Annotated region lists »
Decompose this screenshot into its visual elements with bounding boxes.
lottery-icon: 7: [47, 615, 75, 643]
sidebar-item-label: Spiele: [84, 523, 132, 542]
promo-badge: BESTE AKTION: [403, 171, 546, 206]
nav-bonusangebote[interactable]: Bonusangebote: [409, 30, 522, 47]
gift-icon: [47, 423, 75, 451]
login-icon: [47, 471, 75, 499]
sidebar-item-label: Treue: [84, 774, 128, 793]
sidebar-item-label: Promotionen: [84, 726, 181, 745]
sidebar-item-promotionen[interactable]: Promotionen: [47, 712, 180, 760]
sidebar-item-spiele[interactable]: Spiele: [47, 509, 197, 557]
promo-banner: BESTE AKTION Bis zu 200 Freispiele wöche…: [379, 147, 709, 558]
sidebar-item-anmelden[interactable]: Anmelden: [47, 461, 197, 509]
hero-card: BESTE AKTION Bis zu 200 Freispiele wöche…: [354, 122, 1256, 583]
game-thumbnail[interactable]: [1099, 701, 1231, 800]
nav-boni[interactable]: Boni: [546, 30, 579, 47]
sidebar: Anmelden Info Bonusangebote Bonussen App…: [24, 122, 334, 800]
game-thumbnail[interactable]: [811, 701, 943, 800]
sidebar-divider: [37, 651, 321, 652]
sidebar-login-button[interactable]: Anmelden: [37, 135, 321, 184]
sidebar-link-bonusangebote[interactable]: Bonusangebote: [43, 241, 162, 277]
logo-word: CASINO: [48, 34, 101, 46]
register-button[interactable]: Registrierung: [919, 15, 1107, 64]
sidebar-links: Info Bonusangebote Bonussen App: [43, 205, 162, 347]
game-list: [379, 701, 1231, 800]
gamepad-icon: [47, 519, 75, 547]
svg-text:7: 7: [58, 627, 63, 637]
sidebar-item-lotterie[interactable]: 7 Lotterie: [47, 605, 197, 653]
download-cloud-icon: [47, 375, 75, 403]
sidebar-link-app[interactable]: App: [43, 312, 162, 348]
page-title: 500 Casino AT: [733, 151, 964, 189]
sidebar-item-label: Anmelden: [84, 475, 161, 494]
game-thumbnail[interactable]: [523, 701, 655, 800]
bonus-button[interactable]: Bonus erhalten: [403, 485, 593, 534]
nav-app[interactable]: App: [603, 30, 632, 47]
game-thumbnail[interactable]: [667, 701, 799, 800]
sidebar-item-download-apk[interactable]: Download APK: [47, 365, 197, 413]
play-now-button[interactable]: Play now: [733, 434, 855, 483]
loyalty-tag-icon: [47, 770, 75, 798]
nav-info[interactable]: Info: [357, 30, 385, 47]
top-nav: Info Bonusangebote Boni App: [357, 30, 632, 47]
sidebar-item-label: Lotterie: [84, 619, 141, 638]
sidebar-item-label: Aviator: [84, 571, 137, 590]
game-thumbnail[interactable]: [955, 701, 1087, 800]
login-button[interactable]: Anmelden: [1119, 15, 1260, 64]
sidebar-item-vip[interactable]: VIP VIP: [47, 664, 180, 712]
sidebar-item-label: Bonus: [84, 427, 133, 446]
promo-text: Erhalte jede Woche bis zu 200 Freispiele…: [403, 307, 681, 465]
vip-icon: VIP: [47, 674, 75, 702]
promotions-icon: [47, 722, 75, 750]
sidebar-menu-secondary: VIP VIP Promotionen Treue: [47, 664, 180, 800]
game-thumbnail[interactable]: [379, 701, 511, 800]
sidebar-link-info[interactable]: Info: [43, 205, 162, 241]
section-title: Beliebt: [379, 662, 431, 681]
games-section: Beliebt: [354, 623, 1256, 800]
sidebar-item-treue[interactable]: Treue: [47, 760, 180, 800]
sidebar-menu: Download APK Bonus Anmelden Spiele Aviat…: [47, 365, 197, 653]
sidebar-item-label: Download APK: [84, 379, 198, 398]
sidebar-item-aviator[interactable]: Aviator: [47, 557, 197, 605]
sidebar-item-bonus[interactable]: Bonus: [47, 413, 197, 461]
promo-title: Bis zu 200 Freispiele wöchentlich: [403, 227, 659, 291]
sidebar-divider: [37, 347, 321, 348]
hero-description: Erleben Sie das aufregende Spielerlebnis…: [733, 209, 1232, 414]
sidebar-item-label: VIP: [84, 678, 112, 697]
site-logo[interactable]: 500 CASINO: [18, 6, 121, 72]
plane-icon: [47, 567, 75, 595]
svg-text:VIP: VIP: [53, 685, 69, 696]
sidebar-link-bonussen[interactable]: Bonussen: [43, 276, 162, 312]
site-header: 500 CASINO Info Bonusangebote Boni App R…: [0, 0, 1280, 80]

TASK OBJECTIVE » Extract every line from the rows above and reproduce each one verbatim, with no changes.

RESPONSE »
Decompose this screenshot into its visual elements with bounding boxes.
lottery-icon: 7: [47, 615, 75, 643]
sidebar-item-label: Spiele: [84, 523, 132, 542]
promo-badge: BESTE AKTION: [403, 171, 546, 206]
nav-bonusangebote[interactable]: Bonusangebote: [409, 30, 522, 47]
gift-icon: [47, 423, 75, 451]
login-icon: [47, 471, 75, 499]
sidebar-item-label: Treue: [84, 774, 128, 793]
sidebar-item-label: Promotionen: [84, 726, 181, 745]
sidebar-item-promotionen[interactable]: Promotionen: [47, 712, 180, 760]
sidebar-item-spiele[interactable]: Spiele: [47, 509, 197, 557]
promo-banner: BESTE AKTION Bis zu 200 Freispiele wöche…: [379, 147, 709, 558]
sidebar-item-anmelden[interactable]: Anmelden: [47, 461, 197, 509]
hero-card: BESTE AKTION Bis zu 200 Freispiele wöche…: [354, 122, 1256, 583]
game-thumbnail[interactable]: [1099, 701, 1231, 800]
nav-boni[interactable]: Boni: [546, 30, 579, 47]
sidebar: Anmelden Info Bonusangebote Bonussen App…: [24, 122, 334, 800]
game-thumbnail[interactable]: [811, 701, 943, 800]
sidebar-divider: [37, 651, 321, 652]
sidebar-login-button[interactable]: Anmelden: [37, 135, 321, 184]
sidebar-link-bonusangebote[interactable]: Bonusangebote: [43, 241, 162, 277]
logo-word: CASINO: [48, 34, 101, 46]
register-button[interactable]: Registrierung: [919, 15, 1107, 64]
sidebar-links: Info Bonusangebote Bonussen App: [43, 205, 162, 347]
game-list: [379, 701, 1231, 800]
gamepad-icon: [47, 519, 75, 547]
svg-text:7: 7: [58, 627, 63, 637]
sidebar-item-lotterie[interactable]: 7 Lotterie: [47, 605, 197, 653]
download-cloud-icon: [47, 375, 75, 403]
sidebar-link-app[interactable]: App: [43, 312, 162, 348]
page-title: 500 Casino AT: [733, 151, 964, 189]
sidebar-item-label: Anmelden: [84, 475, 161, 494]
game-thumbnail[interactable]: [523, 701, 655, 800]
bonus-button[interactable]: Bonus erhalten: [403, 485, 593, 534]
nav-app[interactable]: App: [603, 30, 632, 47]
game-thumbnail[interactable]: [667, 701, 799, 800]
sidebar-item-download-apk[interactable]: Download APK: [47, 365, 197, 413]
play-now-button[interactable]: Play now: [733, 434, 855, 483]
loyalty-tag-icon: [47, 770, 75, 798]
nav-info[interactable]: Info: [357, 30, 385, 47]
top-nav: Info Bonusangebote Boni App: [357, 30, 632, 47]
sidebar-item-label: Lotterie: [84, 619, 141, 638]
sidebar-item-label: Aviator: [84, 571, 137, 590]
game-thumbnail[interactable]: [955, 701, 1087, 800]
login-button[interactable]: Anmelden: [1119, 15, 1260, 64]
sidebar-item-vip[interactable]: VIP VIP: [47, 664, 180, 712]
sidebar-item-label: Bonus: [84, 427, 133, 446]
promo-text: Erhalte jede Woche bis zu 200 Freispiele…: [403, 307, 681, 465]
vip-icon: VIP: [47, 674, 75, 702]
promotions-icon: [47, 722, 75, 750]
sidebar-menu-secondary: VIP VIP Promotionen Treue: [47, 664, 180, 800]
game-thumbnail[interactable]: [379, 701, 511, 800]
sidebar-link-info[interactable]: Info: [43, 205, 162, 241]
section-title: Beliebt: [379, 662, 431, 681]
games-section: Beliebt: [354, 623, 1256, 800]
sidebar-item-treue[interactable]: Treue: [47, 760, 180, 800]
sidebar-menu: Download APK Bonus Anmelden Spiele Aviat…: [47, 365, 197, 653]
sidebar-item-label: Download APK: [84, 379, 198, 398]
sidebar-item-aviator[interactable]: Aviator: [47, 557, 197, 605]
sidebar-item-bonus[interactable]: Bonus: [47, 413, 197, 461]
promo-title: Bis zu 200 Freispiele wöchentlich: [403, 227, 659, 291]
sidebar-divider: [37, 347, 321, 348]
hero-description: Erleben Sie das aufregende Spielerlebnis…: [733, 209, 1232, 414]
sidebar-item-label: VIP: [84, 678, 112, 697]
site-logo[interactable]: 500 CASINO: [18, 6, 121, 72]
plane-icon: [47, 567, 75, 595]
svg-text:VIP: VIP: [53, 685, 69, 696]
sidebar-link-bonussen[interactable]: Bonussen: [43, 276, 162, 312]
site-header: 500 CASINO Info Bonusangebote Boni App R…: [0, 0, 1280, 80]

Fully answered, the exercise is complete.